Retype the records that come next, word for word.

◆ **DATA SECTION**
------
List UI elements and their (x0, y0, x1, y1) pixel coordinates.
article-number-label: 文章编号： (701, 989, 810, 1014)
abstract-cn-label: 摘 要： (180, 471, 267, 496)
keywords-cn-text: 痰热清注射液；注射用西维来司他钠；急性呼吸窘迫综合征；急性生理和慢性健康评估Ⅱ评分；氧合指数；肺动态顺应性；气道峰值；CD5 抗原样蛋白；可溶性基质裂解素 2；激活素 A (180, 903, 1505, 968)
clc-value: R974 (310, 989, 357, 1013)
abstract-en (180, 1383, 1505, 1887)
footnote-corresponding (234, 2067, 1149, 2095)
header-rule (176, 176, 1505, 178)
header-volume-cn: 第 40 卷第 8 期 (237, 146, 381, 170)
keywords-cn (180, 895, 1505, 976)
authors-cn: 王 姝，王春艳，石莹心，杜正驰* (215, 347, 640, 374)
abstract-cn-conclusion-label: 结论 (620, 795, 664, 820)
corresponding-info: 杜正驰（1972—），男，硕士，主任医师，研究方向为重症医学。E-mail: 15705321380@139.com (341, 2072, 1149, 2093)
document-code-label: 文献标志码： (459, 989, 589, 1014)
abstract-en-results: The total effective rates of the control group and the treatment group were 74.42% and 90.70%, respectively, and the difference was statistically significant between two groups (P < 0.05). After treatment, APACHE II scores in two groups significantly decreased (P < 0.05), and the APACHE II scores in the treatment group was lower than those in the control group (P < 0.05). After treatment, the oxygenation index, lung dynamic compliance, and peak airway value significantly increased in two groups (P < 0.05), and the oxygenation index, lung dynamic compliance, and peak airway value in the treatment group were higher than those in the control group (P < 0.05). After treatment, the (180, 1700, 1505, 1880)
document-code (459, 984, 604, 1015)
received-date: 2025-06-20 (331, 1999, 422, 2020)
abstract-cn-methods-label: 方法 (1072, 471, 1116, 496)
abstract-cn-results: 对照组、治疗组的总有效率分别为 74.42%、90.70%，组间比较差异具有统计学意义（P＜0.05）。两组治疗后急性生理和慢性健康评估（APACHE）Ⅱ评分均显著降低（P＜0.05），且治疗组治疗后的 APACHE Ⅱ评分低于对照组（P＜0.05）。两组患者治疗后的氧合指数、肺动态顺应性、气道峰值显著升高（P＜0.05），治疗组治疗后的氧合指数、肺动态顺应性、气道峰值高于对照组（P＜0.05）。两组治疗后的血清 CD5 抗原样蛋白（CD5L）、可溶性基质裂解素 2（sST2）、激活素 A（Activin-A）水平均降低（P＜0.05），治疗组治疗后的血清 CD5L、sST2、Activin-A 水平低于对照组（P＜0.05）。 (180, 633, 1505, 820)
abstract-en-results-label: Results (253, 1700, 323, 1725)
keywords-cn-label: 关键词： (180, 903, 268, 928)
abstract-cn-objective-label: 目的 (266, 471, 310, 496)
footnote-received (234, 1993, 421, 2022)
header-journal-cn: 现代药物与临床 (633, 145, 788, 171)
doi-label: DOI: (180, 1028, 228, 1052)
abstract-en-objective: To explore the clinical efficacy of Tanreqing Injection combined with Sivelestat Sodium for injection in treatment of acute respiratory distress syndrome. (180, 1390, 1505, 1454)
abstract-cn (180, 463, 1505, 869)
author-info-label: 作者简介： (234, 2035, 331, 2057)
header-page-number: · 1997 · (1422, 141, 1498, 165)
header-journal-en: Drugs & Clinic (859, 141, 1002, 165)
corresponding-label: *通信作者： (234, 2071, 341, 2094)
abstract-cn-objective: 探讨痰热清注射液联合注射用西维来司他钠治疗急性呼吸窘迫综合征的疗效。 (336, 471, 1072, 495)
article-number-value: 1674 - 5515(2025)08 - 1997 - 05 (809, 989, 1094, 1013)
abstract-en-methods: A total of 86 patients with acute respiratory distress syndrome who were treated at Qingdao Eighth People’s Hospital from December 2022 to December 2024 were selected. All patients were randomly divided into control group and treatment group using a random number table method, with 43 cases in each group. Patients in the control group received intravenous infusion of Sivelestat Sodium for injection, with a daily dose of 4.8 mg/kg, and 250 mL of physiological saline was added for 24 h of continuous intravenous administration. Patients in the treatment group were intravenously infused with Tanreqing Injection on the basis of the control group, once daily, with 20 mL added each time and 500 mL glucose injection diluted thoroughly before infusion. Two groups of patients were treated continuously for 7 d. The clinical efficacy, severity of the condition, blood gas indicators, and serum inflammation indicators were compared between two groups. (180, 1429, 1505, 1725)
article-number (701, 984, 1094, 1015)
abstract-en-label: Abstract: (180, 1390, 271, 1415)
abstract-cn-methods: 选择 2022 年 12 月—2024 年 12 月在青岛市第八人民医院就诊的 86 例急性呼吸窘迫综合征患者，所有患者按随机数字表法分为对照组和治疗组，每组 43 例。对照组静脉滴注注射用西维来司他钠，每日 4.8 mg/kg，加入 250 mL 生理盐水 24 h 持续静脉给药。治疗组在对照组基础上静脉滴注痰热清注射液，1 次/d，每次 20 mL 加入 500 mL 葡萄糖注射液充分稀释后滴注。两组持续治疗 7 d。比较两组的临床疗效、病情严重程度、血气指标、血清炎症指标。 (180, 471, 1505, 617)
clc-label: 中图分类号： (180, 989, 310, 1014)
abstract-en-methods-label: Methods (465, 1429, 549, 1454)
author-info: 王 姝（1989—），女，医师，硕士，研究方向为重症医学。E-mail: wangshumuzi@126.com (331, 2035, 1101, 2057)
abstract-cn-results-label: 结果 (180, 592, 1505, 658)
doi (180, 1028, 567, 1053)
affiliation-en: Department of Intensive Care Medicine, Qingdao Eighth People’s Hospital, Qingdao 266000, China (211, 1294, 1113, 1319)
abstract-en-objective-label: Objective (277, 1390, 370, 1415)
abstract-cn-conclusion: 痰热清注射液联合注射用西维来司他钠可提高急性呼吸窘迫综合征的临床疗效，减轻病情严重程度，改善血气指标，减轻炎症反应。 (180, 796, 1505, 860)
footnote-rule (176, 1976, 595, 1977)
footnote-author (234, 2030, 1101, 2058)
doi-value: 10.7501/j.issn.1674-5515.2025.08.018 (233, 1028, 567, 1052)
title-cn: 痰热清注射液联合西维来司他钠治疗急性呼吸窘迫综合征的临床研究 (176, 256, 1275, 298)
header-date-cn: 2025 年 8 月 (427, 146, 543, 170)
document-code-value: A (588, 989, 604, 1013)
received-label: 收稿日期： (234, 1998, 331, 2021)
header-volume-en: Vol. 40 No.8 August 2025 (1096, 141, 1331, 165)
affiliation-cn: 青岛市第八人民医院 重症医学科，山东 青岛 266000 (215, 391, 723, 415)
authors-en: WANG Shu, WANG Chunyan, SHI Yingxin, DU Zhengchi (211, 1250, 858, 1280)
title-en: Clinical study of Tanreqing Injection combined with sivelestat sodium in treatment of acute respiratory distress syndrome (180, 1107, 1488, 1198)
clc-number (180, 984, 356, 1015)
------
◆ **RESULT OF THE EXERCISE**
List UI elements and their (x0, y0, x1, y1) pixel coordinates.
article-number-label: 文章编号： (701, 989, 810, 1014)
abstract-cn-label: 摘 要： (180, 471, 267, 496)
keywords-cn-text: 痰热清注射液；注射用西维来司他钠；急性呼吸窘迫综合征；急性生理和慢性健康评估Ⅱ评分；氧合指数；肺动态顺应性；气道峰值；CD5 抗原样蛋白；可溶性基质裂解素 2；激活素 A (180, 903, 1505, 968)
clc-value: R974 (310, 989, 357, 1013)
abstract-en (180, 1383, 1505, 1887)
footnote-corresponding (234, 2067, 1149, 2095)
header-rule (176, 176, 1505, 178)
header-volume-cn: 第 40 卷第 8 期 (237, 146, 381, 170)
keywords-cn (180, 895, 1505, 976)
authors-cn: 王 姝，王春艳，石莹心，杜正驰* (215, 347, 640, 374)
abstract-cn-conclusion-label: 结论 (620, 795, 664, 820)
corresponding-info: 杜正驰（1972—），男，硕士，主任医师，研究方向为重症医学。E-mail: 15705321380@139.com (341, 2072, 1149, 2093)
document-code-label: 文献标志码： (459, 989, 589, 1014)
abstract-en-results: The total effective rates of the control group and the treatment group were 74.42% and 90.70%, respectively, and the difference was statistically significant between two groups (P < 0.05). After treatment, APACHE II scores in two groups significantly decreased (P < 0.05), and the APACHE II scores in the treatment group was lower than those in the control group (P < 0.05). After treatment, the oxygenation index, lung dynamic compliance, and peak airway value significantly increased in two groups (P < 0.05), and the oxygenation index, lung dynamic compliance, and peak airway value in the treatment group were higher than those in the control group (P < 0.05). After treatment, the (180, 1700, 1505, 1880)
document-code (459, 984, 604, 1015)
received-date: 2025-06-20 (331, 1999, 422, 2020)
abstract-cn-methods-label: 方法 (1072, 471, 1116, 496)
abstract-cn-results: 对照组、治疗组的总有效率分别为 74.42%、90.70%，组间比较差异具有统计学意义（P＜0.05）。两组治疗后急性生理和慢性健康评估（APACHE）Ⅱ评分均显著降低（P＜0.05），且治疗组治疗后的 APACHE Ⅱ评分低于对照组（P＜0.05）。两组患者治疗后的氧合指数、肺动态顺应性、气道峰值显著升高（P＜0.05），治疗组治疗后的氧合指数、肺动态顺应性、气道峰值高于对照组（P＜0.05）。两组治疗后的血清 CD5 抗原样蛋白（CD5L）、可溶性基质裂解素 2（sST2）、激活素 A（Activin-A）水平均降低（P＜0.05），治疗组治疗后的血清 CD5L、sST2、Activin-A 水平低于对照组（P＜0.05）。 (180, 633, 1505, 820)
abstract-en-results-label: Results (253, 1700, 323, 1725)
keywords-cn-label: 关键词： (180, 903, 268, 928)
abstract-cn-objective-label: 目的 (266, 471, 310, 496)
footnote-received (234, 1993, 421, 2022)
header-journal-cn: 现代药物与临床 (633, 145, 788, 171)
doi-label: DOI: (180, 1028, 228, 1052)
abstract-en-objective: To explore the clinical efficacy of Tanreqing Injection combined with Sivelestat Sodium for injection in treatment of acute respiratory distress syndrome. (180, 1390, 1505, 1454)
abstract-cn (180, 463, 1505, 869)
author-info-label: 作者简介： (234, 2035, 331, 2057)
header-page-number: · 1997 · (1422, 141, 1498, 165)
header-journal-en: Drugs & Clinic (859, 141, 1002, 165)
corresponding-label: *通信作者： (234, 2071, 341, 2094)
abstract-cn-objective: 探讨痰热清注射液联合注射用西维来司他钠治疗急性呼吸窘迫综合征的疗效。 (336, 471, 1072, 495)
article-number-value: 1674 - 5515(2025)08 - 1997 - 05 (809, 989, 1094, 1013)
abstract-en-methods: A total of 86 patients with acute respiratory distress syndrome who were treated at Qingdao Eighth People’s Hospital from December 2022 to December 2024 were selected. All patients were randomly divided into control group and treatment group using a random number table method, with 43 cases in each group. Patients in the control group received intravenous infusion of Sivelestat Sodium for injection, with a daily dose of 4.8 mg/kg, and 250 mL of physiological saline was added for 24 h of continuous intravenous administration. Patients in the treatment group were intravenously infused with Tanreqing Injection on the basis of the control group, once daily, with 20 mL added each time and 500 mL glucose injection diluted thoroughly before infusion. Two groups of patients were treated continuously for 7 d. The clinical efficacy, severity of the condition, blood gas indicators, and serum inflammation indicators were compared between two groups. (180, 1429, 1505, 1725)
article-number (701, 984, 1094, 1015)
abstract-en-label: Abstract: (180, 1390, 271, 1415)
abstract-cn-methods: 选择 2022 年 12 月—2024 年 12 月在青岛市第八人民医院就诊的 86 例急性呼吸窘迫综合征患者，所有患者按随机数字表法分为对照组和治疗组，每组 43 例。对照组静脉滴注注射用西维来司他钠，每日 4.8 mg/kg，加入 250 mL 生理盐水 24 h 持续静脉给药。治疗组在对照组基础上静脉滴注痰热清注射液，1 次/d，每次 20 mL 加入 500 mL 葡萄糖注射液充分稀释后滴注。两组持续治疗 7 d。比较两组的临床疗效、病情严重程度、血气指标、血清炎症指标。 (180, 471, 1505, 617)
clc-label: 中图分类号： (180, 989, 310, 1014)
abstract-en-methods-label: Methods (465, 1429, 549, 1454)
author-info: 王 姝（1989—），女，医师，硕士，研究方向为重症医学。E-mail: wangshumuzi@126.com (331, 2035, 1101, 2057)
abstract-cn-results-label: 结果 (180, 592, 1505, 658)
doi (180, 1028, 567, 1053)
affiliation-en: Department of Intensive Care Medicine, Qingdao Eighth People’s Hospital, Qingdao 266000, China (211, 1294, 1113, 1319)
abstract-en-objective-label: Objective (277, 1390, 370, 1415)
abstract-cn-conclusion: 痰热清注射液联合注射用西维来司他钠可提高急性呼吸窘迫综合征的临床疗效，减轻病情严重程度，改善血气指标，减轻炎症反应。 (180, 796, 1505, 860)
footnote-rule (176, 1976, 595, 1977)
footnote-author (234, 2030, 1101, 2058)
doi-value: 10.7501/j.issn.1674-5515.2025.08.018 (233, 1028, 567, 1052)
title-cn: 痰热清注射液联合西维来司他钠治疗急性呼吸窘迫综合征的临床研究 (176, 256, 1275, 298)
header-date-cn: 2025 年 8 月 (427, 146, 543, 170)
document-code-value: A (588, 989, 604, 1013)
received-label: 收稿日期： (234, 1998, 331, 2021)
header-volume-en: Vol. 40 No.8 August 2025 (1096, 141, 1331, 165)
affiliation-cn: 青岛市第八人民医院 重症医学科，山东 青岛 266000 (215, 391, 723, 415)
authors-en: WANG Shu, WANG Chunyan, SHI Yingxin, DU Zhengchi (211, 1250, 858, 1280)
title-en: Clinical study of Tanreqing Injection combined with sivelestat sodium in treatment of acute respiratory distress syndrome (180, 1107, 1488, 1198)
clc-number (180, 984, 356, 1015)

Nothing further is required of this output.